« Certains poètes n’écriront jamais le moindre vers, d’autres deviendront des météores ou des planètes dans la galaxie littéraire. Chaque destin reste à écrire » (Liminaire de l’éditeur).
« Revues, livres et dictionnaires s’entassent tandis qu’entre crépitement et silence, le sculpteur astronome rêve à Saturne. Il boit un whisky et lit Paul-Jean Toulet, Si tu as peur de la mort, n’écoute pas ton cœur battre la nuit (Le sculpteur du temps, Éric Poindron).
Éric Poindron ressemble à s’y méprendre (heureuse méprise) au cinéaste franco-chilien Raoul Ruiz (1) : même imaginaire foisonnant, même fascination pour les livres magiques, le fantastique facétieux, même passion pour les boîtes à musique, les machines à remonter le temps, les pirates, les magiciens, les collections, les cabinets de curiosité et L’esprit de l’escalier (2), ce qui n’est pas dit, finit par être écrit. Il suffit pour s’en convaincre, de voir ou de revoir les films du réalisateur voltigeur, par exemple : L’Hypothèse du tableau volé, Les trois couronnes du matelot, La ville des pirates, Trois vies et une seule mort, ils ne ressemblent à aucun autre film de cinématographe, par leurs trouvailles, leur originalité, l’effervescence baroque qui les illumine, la croyance qu’ils portent aux images animées, 24 éclats par seconde, comme au tout début du cinématographe.

[Listes de zones annotées]

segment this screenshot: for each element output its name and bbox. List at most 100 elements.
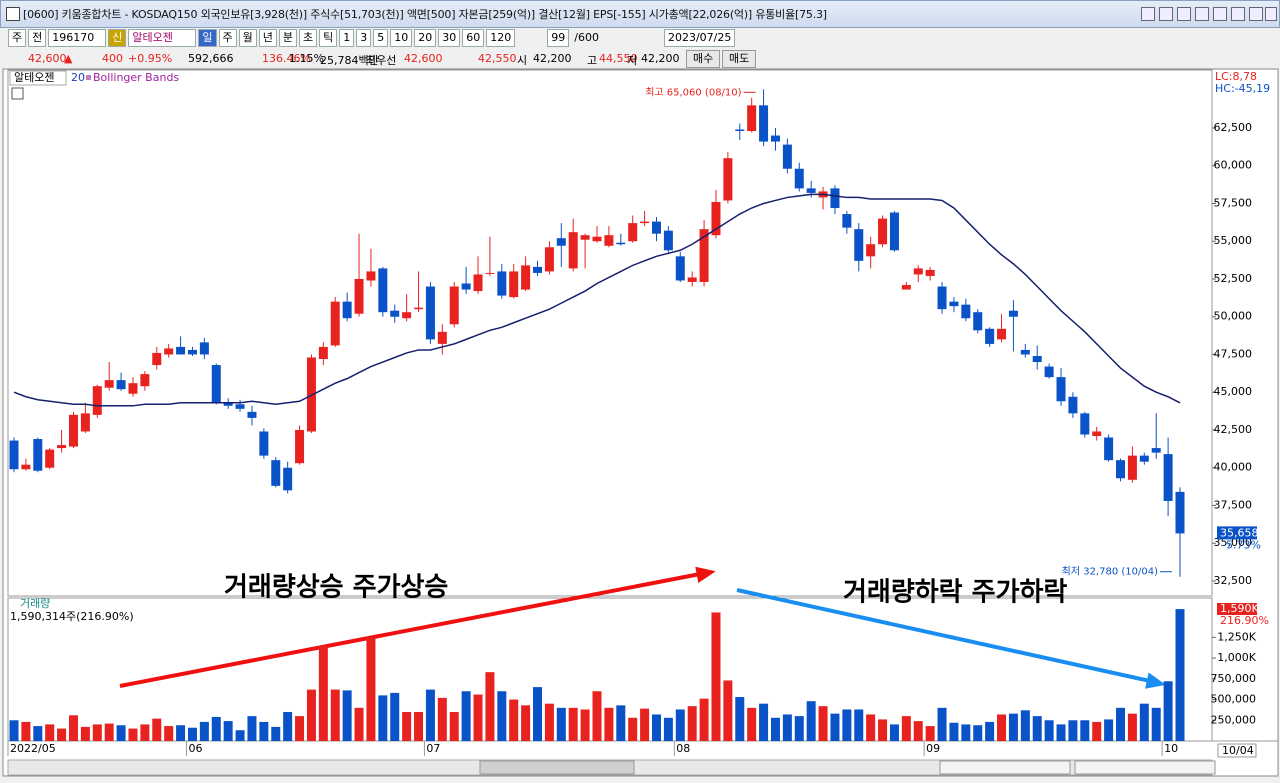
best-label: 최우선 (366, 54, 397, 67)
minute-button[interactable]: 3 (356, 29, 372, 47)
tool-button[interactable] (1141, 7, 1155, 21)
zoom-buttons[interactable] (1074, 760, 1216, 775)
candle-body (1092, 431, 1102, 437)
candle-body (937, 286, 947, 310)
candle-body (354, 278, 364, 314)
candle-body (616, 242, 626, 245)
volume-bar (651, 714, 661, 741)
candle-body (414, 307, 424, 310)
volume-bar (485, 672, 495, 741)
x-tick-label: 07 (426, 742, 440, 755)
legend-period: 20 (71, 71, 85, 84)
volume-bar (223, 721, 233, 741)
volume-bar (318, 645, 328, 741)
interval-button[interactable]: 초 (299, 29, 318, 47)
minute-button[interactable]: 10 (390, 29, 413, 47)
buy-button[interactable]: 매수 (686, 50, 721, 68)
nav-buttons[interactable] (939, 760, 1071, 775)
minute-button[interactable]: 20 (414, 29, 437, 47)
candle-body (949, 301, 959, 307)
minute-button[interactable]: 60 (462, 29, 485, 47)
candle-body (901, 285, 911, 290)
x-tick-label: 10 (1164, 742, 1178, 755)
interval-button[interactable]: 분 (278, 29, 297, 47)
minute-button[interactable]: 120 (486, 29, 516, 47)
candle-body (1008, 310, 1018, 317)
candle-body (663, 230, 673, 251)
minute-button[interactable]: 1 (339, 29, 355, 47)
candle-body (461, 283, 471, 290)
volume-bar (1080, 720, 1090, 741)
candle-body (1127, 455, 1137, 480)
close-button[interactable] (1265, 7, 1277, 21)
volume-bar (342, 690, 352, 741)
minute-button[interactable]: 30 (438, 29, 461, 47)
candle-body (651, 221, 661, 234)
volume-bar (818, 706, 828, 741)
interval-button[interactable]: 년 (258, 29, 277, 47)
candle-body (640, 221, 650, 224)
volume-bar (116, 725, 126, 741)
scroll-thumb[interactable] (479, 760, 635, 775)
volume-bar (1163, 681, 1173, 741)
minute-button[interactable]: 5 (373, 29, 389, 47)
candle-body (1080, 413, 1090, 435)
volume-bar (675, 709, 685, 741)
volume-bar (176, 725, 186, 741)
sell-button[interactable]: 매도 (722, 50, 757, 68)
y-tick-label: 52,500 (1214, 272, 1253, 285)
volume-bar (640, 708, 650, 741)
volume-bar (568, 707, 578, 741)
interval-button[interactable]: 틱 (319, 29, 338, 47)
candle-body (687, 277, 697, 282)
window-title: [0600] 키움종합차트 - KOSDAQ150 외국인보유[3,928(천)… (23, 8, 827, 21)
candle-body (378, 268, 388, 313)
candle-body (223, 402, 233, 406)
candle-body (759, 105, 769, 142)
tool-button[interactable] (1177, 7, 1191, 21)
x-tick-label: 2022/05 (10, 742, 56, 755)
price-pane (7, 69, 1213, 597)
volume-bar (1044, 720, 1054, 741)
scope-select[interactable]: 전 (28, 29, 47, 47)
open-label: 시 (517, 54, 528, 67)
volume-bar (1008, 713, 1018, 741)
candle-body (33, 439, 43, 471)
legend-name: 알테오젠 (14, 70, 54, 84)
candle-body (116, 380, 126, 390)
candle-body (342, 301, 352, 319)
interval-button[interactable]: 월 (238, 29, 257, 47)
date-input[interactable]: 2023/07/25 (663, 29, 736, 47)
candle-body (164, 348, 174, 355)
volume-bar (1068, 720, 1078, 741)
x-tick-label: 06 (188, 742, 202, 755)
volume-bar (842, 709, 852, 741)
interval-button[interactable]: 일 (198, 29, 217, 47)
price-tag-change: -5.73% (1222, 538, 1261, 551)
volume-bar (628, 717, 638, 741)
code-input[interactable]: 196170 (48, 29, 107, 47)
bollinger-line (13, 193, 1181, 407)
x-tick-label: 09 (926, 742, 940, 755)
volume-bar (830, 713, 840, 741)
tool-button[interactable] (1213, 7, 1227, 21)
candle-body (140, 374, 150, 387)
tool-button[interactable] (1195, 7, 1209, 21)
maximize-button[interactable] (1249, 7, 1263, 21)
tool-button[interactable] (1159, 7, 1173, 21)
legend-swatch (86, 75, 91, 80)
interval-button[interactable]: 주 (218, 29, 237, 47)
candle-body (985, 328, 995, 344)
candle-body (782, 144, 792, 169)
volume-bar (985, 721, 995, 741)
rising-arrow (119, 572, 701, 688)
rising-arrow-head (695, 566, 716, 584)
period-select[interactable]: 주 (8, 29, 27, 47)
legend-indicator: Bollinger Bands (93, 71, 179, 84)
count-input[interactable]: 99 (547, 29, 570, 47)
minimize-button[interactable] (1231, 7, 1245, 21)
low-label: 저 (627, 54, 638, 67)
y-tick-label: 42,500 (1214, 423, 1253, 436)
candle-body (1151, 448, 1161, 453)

### EXERCICE 1:
Dans le passage, remplacez « cinéaste » par « réalisateur » sur le segment qui va de « Éric Poindron ressemble » jusqu'à « début du cinématographe. », puis réécrivez ce segment.
### EXERCICE 2:
Recopiez à l'identique les lignes de données, depuis celle qui contient « best-label: 최우선 (366, 54, 397, 67) » jusqu'à celle qui contient « volume-bar (116, 725, 126, 741) », ces deux lignes comprises.
Le passage et les lignes de données proviennent de sources distinctes.

### RÉPONSE 1:
Éric Poindron ressemble à s’y méprendre (heureuse méprise) au réalisateur franco-chilien Raoul Ruiz (1) : même imaginaire foisonnant, même fascination pour les livres magiques, le fantastique facétieux, même passion pour les boîtes à musique, les machines à remonter le temps, les pirates, les magiciens, les collections, les cabinets de curiosité et L’esprit de l’escalier (2), ce qui n’est pas dit, finit par être écrit. Il suffit pour s’en convaincre, de voir ou de revoir les films du réalisateur voltigeur, par exemple : L’Hypothèse du tableau volé, Les trois couronnes du matelot, La ville des pirates, Trois vies et une seule mort, ils ne ressemblent à aucun autre film de cinématographe, par leurs trouvailles, leur originalité, l’effervescence baroque qui les illumine, la croyance qu’ils portent aux images animées, 24 éclats par seconde, comme au tout début du cinématographe.

### RÉPONSE 2:
best-label: 최우선 (366, 54, 397, 67)
minute-button[interactable]: 3 (356, 29, 372, 47)
tool-button[interactable] (1141, 7, 1155, 21)
zoom-buttons[interactable] (1074, 760, 1216, 775)
candle-body (1092, 431, 1102, 437)
candle-body (937, 286, 947, 310)
candle-body (354, 278, 364, 314)
candle-body (616, 242, 626, 245)
volume-bar (651, 714, 661, 741)
candle-body (414, 307, 424, 310)
volume-bar (485, 672, 495, 741)
x-tick-label: 07 (426, 742, 440, 755)
legend-period: 20 (71, 71, 85, 84)
volume-bar (223, 721, 233, 741)
volume-bar (318, 645, 328, 741)
interval-button[interactable]: 초 (299, 29, 318, 47)
minute-button[interactable]: 10 (390, 29, 413, 47)
buy-button[interactable]: 매수 (686, 50, 721, 68)
nav-buttons[interactable] (939, 760, 1071, 775)
minute-button[interactable]: 20 (414, 29, 437, 47)
candle-body (949, 301, 959, 307)
minute-button[interactable]: 60 (462, 29, 485, 47)
candle-body (901, 285, 911, 290)
x-tick-label: 10 (1164, 742, 1178, 755)
interval-button[interactable]: 분 (278, 29, 297, 47)
minute-button[interactable]: 120 (486, 29, 516, 47)
candle-body (1008, 310, 1018, 317)
candle-body (663, 230, 673, 251)
minute-button[interactable]: 1 (339, 29, 355, 47)
candle-body (461, 283, 471, 290)
volume-bar (1080, 720, 1090, 741)
candle-body (1127, 455, 1137, 480)
close-button[interactable] (1265, 7, 1277, 21)
volume-bar (342, 690, 352, 741)
minute-button[interactable]: 30 (438, 29, 461, 47)
candle-body (651, 221, 661, 234)
volume-bar (818, 706, 828, 741)
interval-button[interactable]: 년 (258, 29, 277, 47)
candle-body (640, 221, 650, 224)
volume-bar (116, 725, 126, 741)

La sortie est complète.